Exercise objective
Give every line from the entries that contains "marker".

Records
##########
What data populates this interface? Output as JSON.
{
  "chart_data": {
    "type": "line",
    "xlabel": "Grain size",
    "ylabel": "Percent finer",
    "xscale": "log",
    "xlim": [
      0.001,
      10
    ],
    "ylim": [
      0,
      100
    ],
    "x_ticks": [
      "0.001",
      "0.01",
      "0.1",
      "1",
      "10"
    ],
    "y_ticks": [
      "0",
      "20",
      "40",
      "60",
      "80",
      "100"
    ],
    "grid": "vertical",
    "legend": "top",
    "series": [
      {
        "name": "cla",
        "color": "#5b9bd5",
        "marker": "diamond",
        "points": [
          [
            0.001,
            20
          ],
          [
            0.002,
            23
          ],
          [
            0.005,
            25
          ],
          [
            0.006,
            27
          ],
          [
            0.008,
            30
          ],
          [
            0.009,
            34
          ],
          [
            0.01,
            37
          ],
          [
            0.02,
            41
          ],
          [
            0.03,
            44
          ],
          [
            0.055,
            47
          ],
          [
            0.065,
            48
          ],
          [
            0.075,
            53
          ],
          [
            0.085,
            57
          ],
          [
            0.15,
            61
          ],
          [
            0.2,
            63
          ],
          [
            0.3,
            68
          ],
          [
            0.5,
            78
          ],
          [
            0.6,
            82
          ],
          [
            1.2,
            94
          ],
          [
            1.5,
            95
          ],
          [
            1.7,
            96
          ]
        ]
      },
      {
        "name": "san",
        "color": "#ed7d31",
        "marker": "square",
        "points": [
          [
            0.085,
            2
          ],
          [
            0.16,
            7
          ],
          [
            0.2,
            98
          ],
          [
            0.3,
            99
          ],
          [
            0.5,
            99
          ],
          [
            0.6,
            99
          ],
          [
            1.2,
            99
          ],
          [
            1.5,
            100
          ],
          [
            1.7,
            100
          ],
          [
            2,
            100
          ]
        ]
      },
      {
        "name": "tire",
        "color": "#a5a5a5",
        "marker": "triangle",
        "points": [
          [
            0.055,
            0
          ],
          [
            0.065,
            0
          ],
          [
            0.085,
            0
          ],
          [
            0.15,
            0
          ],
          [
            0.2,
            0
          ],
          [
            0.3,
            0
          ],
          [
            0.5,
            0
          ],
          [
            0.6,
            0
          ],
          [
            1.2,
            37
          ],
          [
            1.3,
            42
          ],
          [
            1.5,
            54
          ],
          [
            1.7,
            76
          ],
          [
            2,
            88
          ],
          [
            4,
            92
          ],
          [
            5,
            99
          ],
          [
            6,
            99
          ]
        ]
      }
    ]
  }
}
##########
Result of the task
        "marker": "diamond",
        "marker": "square",
        "marker": "triangle",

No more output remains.